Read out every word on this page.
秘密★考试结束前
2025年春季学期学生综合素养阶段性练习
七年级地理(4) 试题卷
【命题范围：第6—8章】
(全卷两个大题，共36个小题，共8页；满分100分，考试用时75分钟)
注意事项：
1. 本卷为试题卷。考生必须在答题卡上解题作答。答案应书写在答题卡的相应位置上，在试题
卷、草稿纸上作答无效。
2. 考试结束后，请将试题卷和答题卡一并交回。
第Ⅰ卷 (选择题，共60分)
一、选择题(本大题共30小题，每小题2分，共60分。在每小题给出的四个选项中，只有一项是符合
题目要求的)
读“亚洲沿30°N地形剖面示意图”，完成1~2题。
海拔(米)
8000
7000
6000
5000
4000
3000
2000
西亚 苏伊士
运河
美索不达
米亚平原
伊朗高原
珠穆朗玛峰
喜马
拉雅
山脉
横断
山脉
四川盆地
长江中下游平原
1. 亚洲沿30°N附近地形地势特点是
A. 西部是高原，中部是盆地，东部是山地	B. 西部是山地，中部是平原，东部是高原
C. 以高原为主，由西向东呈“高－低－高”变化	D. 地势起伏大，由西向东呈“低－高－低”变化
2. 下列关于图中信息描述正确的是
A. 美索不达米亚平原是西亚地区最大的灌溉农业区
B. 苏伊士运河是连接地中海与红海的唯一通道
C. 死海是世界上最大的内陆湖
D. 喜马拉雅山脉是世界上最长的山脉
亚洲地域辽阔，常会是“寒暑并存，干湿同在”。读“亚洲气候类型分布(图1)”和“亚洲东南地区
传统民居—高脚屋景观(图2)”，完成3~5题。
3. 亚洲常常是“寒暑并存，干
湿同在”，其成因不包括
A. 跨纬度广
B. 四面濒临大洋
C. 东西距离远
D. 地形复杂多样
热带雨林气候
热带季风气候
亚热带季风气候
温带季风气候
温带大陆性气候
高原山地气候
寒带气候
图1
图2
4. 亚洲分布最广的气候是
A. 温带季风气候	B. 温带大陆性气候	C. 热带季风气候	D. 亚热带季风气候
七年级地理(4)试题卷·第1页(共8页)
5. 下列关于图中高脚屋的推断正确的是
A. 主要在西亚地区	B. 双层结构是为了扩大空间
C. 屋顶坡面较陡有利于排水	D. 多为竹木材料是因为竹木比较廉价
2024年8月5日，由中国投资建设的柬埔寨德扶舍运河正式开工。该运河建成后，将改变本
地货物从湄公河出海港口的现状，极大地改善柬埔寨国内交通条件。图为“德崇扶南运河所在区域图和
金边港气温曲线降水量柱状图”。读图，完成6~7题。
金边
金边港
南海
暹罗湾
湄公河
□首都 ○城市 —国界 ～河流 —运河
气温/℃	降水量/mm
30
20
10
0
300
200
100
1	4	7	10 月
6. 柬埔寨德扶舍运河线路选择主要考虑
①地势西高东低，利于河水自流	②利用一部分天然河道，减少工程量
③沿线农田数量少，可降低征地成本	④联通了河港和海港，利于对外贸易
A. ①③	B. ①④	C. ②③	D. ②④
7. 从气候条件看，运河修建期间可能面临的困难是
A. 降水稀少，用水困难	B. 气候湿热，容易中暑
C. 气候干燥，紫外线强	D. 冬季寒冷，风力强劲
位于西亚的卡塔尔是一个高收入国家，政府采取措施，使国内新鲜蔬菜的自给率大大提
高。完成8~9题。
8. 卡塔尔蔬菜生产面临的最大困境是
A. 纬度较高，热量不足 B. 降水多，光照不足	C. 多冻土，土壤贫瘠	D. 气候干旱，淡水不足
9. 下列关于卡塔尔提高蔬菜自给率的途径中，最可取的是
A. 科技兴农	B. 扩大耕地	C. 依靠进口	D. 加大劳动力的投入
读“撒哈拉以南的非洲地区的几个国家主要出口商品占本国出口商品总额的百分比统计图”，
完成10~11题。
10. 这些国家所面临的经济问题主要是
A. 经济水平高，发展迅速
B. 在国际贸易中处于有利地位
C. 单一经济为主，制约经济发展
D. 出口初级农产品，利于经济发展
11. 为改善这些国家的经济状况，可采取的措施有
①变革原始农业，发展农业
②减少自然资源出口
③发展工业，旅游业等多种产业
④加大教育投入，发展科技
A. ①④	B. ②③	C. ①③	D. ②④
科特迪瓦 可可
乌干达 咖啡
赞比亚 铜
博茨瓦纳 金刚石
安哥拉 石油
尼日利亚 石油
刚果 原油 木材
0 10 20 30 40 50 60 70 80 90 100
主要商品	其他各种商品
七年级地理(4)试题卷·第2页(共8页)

•••••

What is expected:
Each record should come back exactly as written.

Response for this exercise:
Read out every word on this page.
秘密★考试结束前
2025年春季学期学生综合素养阶段性练习
七年级地理(4) 试题卷
【命题范围：第6—8章】
(全卷两个大题，共36个小题，共8页；满分100分，考试用时75分钟)
注意事项：
1. 本卷为试题卷。考生必须在答题卡上解题作答。答案应书写在答题卡的相应位置上，在试题
卷、草稿纸上作答无效。
2. 考试结束后，请将试题卷和答题卡一并交回。
第Ⅰ卷 (选择题，共60分)
一、选择题(本大题共30小题，每小题2分，共60分。在每小题给出的四个选项中，只有一项是符合
题目要求的)
读“亚洲沿30°N地形剖面示意图”，完成1~2题。
海拔(米)
8000
7000
6000
5000
4000
3000
2000
西亚 苏伊士
运河
美索不达
米亚平原
伊朗高原
珠穆朗玛峰
喜马
拉雅
山脉
横断
山脉
四川盆地
长江中下游平原
1. 亚洲沿30°N附近地形地势特点是
A. 西部是高原，中部是盆地，东部是山地	B. 西部是山地，中部是平原，东部是高原
C. 以高原为主，由西向东呈“高－低－高”变化	D. 地势起伏大，由西向东呈“低－高－低”变化
2. 下列关于图中信息描述正确的是
A. 美索不达米亚平原是西亚地区最大的灌溉农业区
B. 苏伊士运河是连接地中海与红海的唯一通道
C. 死海是世界上最大的内陆湖
D. 喜马拉雅山脉是世界上最长的山脉
亚洲地域辽阔，常会是“寒暑并存，干湿同在”。读“亚洲气候类型分布(图1)”和“亚洲东南地区
传统民居—高脚屋景观(图2)”，完成3~5题。
3. 亚洲常常是“寒暑并存，干
湿同在”，其成因不包括
A. 跨纬度广
B. 四面濒临大洋
C. 东西距离远
D. 地形复杂多样
热带雨林气候
热带季风气候
亚热带季风气候
温带季风气候
温带大陆性气候
高原山地气候
寒带气候
图1
图2
4. 亚洲分布最广的气候是
A. 温带季风气候	B. 温带大陆性气候	C. 热带季风气候	D. 亚热带季风气候
七年级地理(4)试题卷·第1页(共8页)
5. 下列关于图中高脚屋的推断正确的是
A. 主要在西亚地区	B. 双层结构是为了扩大空间
C. 屋顶坡面较陡有利于排水	D. 多为竹木材料是因为竹木比较廉价
2024年8月5日，由中国投资建设的柬埔寨德扶舍运河正式开工。该运河建成后，将改变本
地货物从湄公河出海港口的现状，极大地改善柬埔寨国内交通条件。图为“德崇扶南运河所在区域图和
金边港气温曲线降水量柱状图”。读图，完成6~7题。
金边
金边港
南海
暹罗湾
湄公河
□首都 ○城市 —国界 ～河流 —运河
气温/℃	降水量/mm
30
20
10
0
300
200
100
1	4	7	10 月
6. 柬埔寨德扶舍运河线路选择主要考虑
①地势西高东低，利于河水自流	②利用一部分天然河道，减少工程量
③沿线农田数量少，可降低征地成本	④联通了河港和海港，利于对外贸易
A. ①③	B. ①④	C. ②③	D. ②④
7. 从气候条件看，运河修建期间可能面临的困难是
A. 降水稀少，用水困难	B. 气候湿热，容易中暑
C. 气候干燥，紫外线强	D. 冬季寒冷，风力强劲
位于西亚的卡塔尔是一个高收入国家，政府采取措施，使国内新鲜蔬菜的自给率大大提
高。完成8~9题。
8. 卡塔尔蔬菜生产面临的最大困境是
A. 纬度较高，热量不足 B. 降水多，光照不足	C. 多冻土，土壤贫瘠	D. 气候干旱，淡水不足
9. 下列关于卡塔尔提高蔬菜自给率的途径中，最可取的是
A. 科技兴农	B. 扩大耕地	C. 依靠进口	D. 加大劳动力的投入
读“撒哈拉以南的非洲地区的几个国家主要出口商品占本国出口商品总额的百分比统计图”，
完成10~11题。
10. 这些国家所面临的经济问题主要是
A. 经济水平高，发展迅速
B. 在国际贸易中处于有利地位
C. 单一经济为主，制约经济发展
D. 出口初级农产品，利于经济发展
11. 为改善这些国家的经济状况，可采取的措施有
①变革原始农业，发展农业
②减少自然资源出口
③发展工业，旅游业等多种产业
④加大教育投入，发展科技
A. ①④	B. ②③	C. ①③	D. ②④
科特迪瓦 可可
乌干达 咖啡
赞比亚 铜
博茨瓦纳 金刚石
安哥拉 石油
尼日利亚 石油
刚果 原油 木材
0 10 20 30 40 50 60 70 80 90 100
主要商品	其他各种商品
七年级地理(4)试题卷·第2页(共8页)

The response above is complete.